# [Given exercise]
For this exercise, copy out each line of the material below that includes "text".

(Extracts from a graphics dataset)
☆ ☆ ☆ ☆ ☆ ☆ ☆

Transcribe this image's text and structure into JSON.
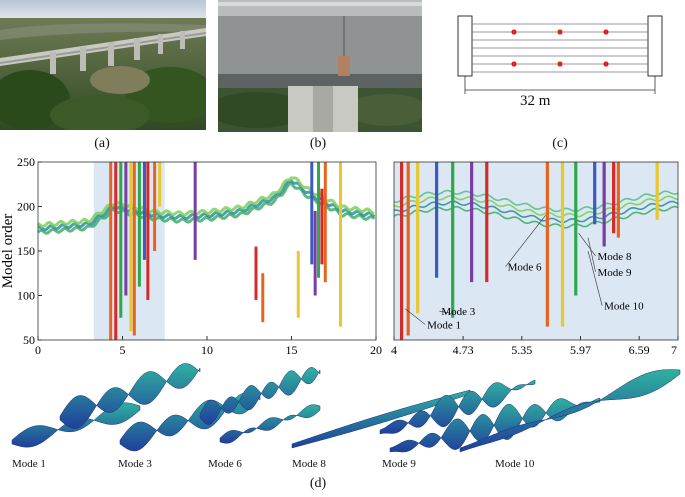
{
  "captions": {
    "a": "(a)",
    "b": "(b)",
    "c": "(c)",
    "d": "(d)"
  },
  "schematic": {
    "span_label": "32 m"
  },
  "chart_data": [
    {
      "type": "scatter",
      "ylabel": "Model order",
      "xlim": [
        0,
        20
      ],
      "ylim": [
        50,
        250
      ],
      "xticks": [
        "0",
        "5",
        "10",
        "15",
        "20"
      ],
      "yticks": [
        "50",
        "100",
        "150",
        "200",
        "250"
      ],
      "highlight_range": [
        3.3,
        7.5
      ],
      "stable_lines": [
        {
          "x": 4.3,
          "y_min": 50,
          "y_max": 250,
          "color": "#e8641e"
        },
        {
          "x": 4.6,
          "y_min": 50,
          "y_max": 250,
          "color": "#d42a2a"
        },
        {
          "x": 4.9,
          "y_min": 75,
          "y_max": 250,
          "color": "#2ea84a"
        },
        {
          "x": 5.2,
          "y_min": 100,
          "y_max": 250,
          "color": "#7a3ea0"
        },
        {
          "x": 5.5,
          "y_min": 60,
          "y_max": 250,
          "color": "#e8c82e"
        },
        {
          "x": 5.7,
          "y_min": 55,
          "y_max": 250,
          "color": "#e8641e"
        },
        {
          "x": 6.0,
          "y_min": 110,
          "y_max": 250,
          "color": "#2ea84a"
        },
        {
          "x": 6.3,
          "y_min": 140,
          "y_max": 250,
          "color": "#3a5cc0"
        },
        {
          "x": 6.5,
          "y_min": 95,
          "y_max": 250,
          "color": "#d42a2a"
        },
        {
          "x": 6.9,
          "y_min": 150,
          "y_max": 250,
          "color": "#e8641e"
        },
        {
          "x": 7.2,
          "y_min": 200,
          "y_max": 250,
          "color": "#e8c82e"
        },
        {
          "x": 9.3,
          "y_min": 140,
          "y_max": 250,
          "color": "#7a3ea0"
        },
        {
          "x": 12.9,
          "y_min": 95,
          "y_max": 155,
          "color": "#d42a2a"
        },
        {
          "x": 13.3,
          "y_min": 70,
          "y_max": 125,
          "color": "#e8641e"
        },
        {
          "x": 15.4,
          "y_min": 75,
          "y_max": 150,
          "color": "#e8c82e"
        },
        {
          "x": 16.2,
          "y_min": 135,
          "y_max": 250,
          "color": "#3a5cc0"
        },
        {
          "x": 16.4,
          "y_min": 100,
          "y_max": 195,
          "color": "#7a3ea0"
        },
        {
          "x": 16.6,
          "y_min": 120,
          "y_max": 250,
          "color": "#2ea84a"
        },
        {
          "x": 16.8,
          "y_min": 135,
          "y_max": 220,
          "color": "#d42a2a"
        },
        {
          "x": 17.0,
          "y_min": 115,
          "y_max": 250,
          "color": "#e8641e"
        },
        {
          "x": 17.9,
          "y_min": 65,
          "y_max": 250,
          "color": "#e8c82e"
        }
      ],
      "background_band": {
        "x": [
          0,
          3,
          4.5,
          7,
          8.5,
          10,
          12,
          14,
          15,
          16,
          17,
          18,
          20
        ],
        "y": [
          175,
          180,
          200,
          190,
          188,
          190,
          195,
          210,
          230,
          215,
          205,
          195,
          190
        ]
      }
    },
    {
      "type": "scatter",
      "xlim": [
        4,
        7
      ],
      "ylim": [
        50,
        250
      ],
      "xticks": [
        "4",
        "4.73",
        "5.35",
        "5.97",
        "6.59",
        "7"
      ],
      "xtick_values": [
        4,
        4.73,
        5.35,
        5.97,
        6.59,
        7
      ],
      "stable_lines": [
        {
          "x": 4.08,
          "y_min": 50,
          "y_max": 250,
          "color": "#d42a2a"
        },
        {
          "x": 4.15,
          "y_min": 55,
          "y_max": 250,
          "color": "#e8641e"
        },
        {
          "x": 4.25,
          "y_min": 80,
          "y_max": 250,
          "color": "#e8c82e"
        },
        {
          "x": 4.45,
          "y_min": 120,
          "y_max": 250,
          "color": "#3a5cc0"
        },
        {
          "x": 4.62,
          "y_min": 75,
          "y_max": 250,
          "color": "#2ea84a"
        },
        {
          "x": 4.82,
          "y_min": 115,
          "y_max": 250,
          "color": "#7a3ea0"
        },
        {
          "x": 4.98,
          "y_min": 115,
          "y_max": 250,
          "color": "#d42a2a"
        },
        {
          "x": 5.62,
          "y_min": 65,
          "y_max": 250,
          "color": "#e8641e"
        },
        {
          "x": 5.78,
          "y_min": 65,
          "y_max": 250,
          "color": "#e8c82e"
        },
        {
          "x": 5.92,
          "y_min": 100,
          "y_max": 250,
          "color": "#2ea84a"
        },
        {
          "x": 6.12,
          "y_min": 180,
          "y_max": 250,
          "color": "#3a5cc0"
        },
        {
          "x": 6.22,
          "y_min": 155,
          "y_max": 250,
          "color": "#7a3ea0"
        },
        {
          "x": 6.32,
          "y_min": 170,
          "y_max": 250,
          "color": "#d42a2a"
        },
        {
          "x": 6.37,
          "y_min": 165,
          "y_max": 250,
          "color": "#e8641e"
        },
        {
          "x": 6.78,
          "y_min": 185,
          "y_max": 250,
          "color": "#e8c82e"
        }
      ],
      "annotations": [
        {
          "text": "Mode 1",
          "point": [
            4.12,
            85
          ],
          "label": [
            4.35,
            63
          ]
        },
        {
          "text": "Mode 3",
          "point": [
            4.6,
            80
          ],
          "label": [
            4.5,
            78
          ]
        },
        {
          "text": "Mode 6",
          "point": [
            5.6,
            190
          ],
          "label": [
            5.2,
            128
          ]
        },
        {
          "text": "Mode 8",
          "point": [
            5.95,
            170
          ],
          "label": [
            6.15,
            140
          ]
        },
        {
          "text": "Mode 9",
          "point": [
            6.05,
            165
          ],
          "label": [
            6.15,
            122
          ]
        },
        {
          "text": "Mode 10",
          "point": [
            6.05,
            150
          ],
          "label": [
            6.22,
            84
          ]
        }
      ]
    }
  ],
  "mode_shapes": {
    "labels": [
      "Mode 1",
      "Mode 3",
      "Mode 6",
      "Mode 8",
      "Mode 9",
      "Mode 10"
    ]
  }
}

☆ ☆ ☆ ☆ ☆ ☆ ☆

# [Result of the task]
Transcribe this image's text and structure into JSON.
          "text": "Mode 1",
          "text": "Mode 3",
          "text": "Mode 6",
          "text": "Mode 8",
          "text": "Mode 9",
          "text": "Mode 10",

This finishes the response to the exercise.